STATED EXERCISE 1 —
Copy out the rows below word for word, from the row with "svg-text:[1] 39.921μm: [1]" up to and including the row with "optical-image-top (70, 24, 156, 100)".

EXCERPT —
There is an increasing need for high-performance storage I/O in modern server systems. This is a result of mainly three reasons. First, there has lately been a significant increase in the working set sizes for most applications, causing lower DRAM hit ratios, even with the best prefetching algorithms applied. In addition, the performance of the storage subsystems has historically increased in considerably lower rates compared to those achieved by CPUs and DRAM. As a result, the percentage of time an application spends on I/O has also increaced, possibly canceling the benefits acquired by increased computational speeds [11]. Finally, new workloads and marketing approaches, such as server virtualization, have significantly increased the demands on storage, usually making the hard disk drives (HDDs) the performance bottleneck of server environments [38].

The performance characteristics of current generation NAND-Flash solidstate drives (SSDs), shown in Table 1.1, make these devices attractive for accelerating demanding server workloads, such as file and mail servers, business and scientific data analysis, as well as OLTP databases. SSDs have potential to mitigate I/O penalties, by offering superior performance to common HDDs, albeit at a higher cost per GB [29]. In addition, SSDs bear complexity caveats, related to their internal organization and operational properties. For these reasons, a promising mixed-device system architecture is to deploy SSDs as a caching layer on top of HDDs, where the cost of the SSDs is expected to be amortized over increased I/O performance, both in terms of throughput (MB/sec) and access rate (IOPS).

|                             | SSD          | HDD     |
|-----------------------------|--------------|---------|
| Price/capacity (\$/GB)      | \$3          | \$0.3   |
| Response time (ms)          | 0.17         | 12.6    |
| Throughput $(R/W)$ $(MB/s)$ | 277/202      | 100/90  |
| IOPS (R/W)                  | 30,000/3,500 | 150/150 |

TABLE 1.1: HDD and SSD performance metrics.

To this point, there has been recently work on how to improve I/O performance using SSD caches. FlashCache [20] proposes the use of flash memory as a secondary file cache for web servers. [24] examines whether SSDs can improve the performance of transaction processing. Furthermore, [33] examines how SSDs can be used to improve check-pointing performance, while [23] examines how to use SSD as a large cache on top of RAID to conserve energy. In all cases SSDs demonstrate potential for improved performance.

In this work we design *Azor*, a system that uses SSDs as caches in the I/O path. Where all the aforementioned approaches are application-specific and require application knowledge, intervention, and tuning, *Azor transparently* and *dynamically* places data blocks in the SSD cache as they flow in the I/O path between main memory and HDDs. Although an SSD cache bear similarities to the corresponding DRAM-based design, there are significant differences as well. While exploring these differences, we also investigate the

following problems:

Metadata footprint, for representing the state of the SSD cache blocks in DRAM. This footprint must be taken into account, since SSD caches are significantly larger than DRAM caches, and considering the increasing size of SSDs. However, the metadata requirements grow proportionally to the SSD capacity available, rather than the much larger HDD space; still, compacting this metadata to fit in DRAM is an important concern. There are two aspects of the cache design that determine the DRAM required for metadata: *cache-associativity* and *cache line size*.

RECORDS FOR THE TASK —
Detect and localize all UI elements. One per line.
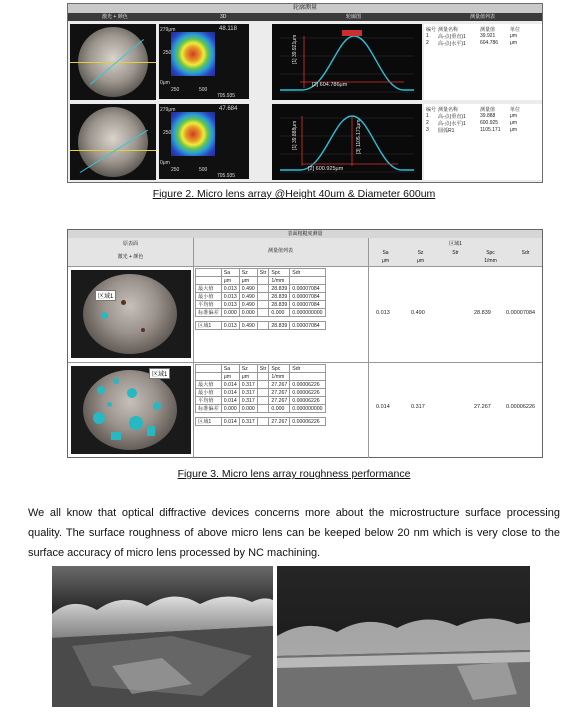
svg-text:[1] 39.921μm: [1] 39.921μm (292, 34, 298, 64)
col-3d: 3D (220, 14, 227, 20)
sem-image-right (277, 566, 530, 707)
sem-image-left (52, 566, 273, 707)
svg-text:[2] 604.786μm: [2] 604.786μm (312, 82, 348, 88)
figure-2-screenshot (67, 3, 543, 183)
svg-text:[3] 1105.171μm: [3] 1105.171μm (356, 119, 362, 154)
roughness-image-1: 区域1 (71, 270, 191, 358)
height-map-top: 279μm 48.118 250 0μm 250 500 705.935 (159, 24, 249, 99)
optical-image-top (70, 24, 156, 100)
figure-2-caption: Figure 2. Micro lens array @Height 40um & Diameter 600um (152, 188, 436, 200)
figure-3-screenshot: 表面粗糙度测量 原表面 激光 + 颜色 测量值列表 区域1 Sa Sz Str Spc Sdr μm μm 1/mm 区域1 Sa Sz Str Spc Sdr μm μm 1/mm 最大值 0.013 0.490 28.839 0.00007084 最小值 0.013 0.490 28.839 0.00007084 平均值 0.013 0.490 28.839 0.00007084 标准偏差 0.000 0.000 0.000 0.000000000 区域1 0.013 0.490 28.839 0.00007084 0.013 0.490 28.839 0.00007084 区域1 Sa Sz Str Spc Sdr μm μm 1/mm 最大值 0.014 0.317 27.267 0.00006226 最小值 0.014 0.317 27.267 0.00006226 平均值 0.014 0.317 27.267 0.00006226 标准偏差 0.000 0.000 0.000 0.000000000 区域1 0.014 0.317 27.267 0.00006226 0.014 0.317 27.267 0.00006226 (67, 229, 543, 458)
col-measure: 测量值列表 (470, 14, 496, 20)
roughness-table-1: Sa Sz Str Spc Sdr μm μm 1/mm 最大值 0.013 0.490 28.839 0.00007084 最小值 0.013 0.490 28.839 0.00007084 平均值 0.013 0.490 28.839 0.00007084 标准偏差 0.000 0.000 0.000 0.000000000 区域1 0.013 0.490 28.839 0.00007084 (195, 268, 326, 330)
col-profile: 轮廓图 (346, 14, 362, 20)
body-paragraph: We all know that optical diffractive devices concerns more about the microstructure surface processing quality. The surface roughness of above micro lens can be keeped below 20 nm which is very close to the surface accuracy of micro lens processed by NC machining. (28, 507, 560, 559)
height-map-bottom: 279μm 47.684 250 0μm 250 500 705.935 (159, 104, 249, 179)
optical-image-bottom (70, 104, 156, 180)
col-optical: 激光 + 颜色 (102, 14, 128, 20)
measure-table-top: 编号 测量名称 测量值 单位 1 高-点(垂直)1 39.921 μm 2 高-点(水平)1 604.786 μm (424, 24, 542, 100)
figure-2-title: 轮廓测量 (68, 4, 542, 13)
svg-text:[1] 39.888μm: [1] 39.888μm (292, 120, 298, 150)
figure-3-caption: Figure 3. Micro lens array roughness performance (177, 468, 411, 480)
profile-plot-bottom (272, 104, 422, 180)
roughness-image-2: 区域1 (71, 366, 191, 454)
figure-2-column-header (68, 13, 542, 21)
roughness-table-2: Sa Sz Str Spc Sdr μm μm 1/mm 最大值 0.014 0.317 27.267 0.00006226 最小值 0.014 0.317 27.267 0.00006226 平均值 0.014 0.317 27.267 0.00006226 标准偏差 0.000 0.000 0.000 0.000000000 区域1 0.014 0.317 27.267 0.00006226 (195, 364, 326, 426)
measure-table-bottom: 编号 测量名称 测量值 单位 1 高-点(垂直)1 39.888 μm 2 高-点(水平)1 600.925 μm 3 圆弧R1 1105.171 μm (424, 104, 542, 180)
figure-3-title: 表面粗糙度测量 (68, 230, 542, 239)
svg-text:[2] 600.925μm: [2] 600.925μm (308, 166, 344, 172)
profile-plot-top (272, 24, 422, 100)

STATED EXERCISE 2 —
In the excerpt on SSD caching, which two aspects of the cache design determine how much DRAM the metadata needs?

CORRECT ANSWER 1 —
svg-text:[1] 39.921μm: [1] 39.921μm (292, 34, 298, 64)
col-3d: 3D (220, 14, 227, 20)
sem-image-right (277, 566, 530, 707)
sem-image-left (52, 566, 273, 707)
svg-text:[2] 604.786μm: [2] 604.786μm (312, 82, 348, 88)
figure-2-screenshot (67, 3, 543, 183)
svg-text:[3] 1105.171μm: [3] 1105.171μm (356, 119, 362, 154)
roughness-image-1: 区域1 (71, 270, 191, 358)
height-map-top: 279μm 48.118 250 0μm 250 500 705.935 (159, 24, 249, 99)
optical-image-top (70, 24, 156, 100)

CORRECT ANSWER 2 —
Cache-associativity and cache line size.